→ TASK INSTRUCTIONS
Look through the data below. Show each line where the string "type" occurs.

→ Entries with figure data
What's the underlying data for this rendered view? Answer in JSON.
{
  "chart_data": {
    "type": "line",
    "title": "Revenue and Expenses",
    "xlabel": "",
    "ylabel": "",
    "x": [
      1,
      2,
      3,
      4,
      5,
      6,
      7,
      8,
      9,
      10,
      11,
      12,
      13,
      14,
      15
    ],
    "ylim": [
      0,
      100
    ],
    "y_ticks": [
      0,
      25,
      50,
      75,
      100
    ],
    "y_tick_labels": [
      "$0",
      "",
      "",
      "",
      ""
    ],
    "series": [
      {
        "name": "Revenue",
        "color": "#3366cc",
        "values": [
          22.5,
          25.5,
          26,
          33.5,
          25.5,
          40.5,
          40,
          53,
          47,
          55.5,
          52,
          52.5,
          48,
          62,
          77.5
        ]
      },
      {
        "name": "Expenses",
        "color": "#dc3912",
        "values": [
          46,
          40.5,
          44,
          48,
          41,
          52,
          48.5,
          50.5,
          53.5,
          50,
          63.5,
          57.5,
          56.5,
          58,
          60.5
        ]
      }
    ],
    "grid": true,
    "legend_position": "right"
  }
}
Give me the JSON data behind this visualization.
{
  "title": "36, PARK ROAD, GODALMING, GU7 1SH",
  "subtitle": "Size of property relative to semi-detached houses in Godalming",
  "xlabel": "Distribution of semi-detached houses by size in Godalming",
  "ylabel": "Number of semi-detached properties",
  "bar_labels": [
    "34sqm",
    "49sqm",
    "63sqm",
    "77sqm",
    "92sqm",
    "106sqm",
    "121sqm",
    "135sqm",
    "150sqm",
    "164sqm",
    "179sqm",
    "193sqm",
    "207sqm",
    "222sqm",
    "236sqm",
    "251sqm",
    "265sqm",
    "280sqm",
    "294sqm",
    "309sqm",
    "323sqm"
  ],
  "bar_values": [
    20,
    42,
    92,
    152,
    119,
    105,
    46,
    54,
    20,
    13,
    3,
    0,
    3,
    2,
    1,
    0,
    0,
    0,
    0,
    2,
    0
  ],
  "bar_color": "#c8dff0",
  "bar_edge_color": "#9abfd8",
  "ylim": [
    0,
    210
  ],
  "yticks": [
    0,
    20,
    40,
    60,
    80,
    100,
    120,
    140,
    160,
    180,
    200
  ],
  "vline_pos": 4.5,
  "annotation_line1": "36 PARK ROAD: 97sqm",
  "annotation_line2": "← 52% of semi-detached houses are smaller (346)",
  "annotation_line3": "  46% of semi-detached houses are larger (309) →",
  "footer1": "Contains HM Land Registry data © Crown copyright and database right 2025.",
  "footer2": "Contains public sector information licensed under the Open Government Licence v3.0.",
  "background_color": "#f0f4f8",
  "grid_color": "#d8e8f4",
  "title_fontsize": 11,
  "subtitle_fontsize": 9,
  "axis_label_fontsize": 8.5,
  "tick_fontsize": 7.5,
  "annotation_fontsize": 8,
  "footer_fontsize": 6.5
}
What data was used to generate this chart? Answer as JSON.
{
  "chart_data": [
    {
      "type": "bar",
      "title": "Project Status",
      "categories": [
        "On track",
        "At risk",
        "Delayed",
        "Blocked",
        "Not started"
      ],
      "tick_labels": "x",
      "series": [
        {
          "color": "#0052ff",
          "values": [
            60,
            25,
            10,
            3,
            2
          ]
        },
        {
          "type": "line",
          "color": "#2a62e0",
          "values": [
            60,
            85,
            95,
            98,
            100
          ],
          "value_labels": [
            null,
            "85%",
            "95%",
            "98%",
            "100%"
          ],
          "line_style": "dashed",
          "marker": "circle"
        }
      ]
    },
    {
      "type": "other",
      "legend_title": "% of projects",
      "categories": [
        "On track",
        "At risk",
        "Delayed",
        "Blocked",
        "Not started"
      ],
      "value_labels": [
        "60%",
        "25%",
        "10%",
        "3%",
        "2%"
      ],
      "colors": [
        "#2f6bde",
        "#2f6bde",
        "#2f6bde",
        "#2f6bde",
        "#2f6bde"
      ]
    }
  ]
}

→ CORRECT RESULT
    "type": "line",
      "type": "bar",
          "type": "line",
      "type": "other",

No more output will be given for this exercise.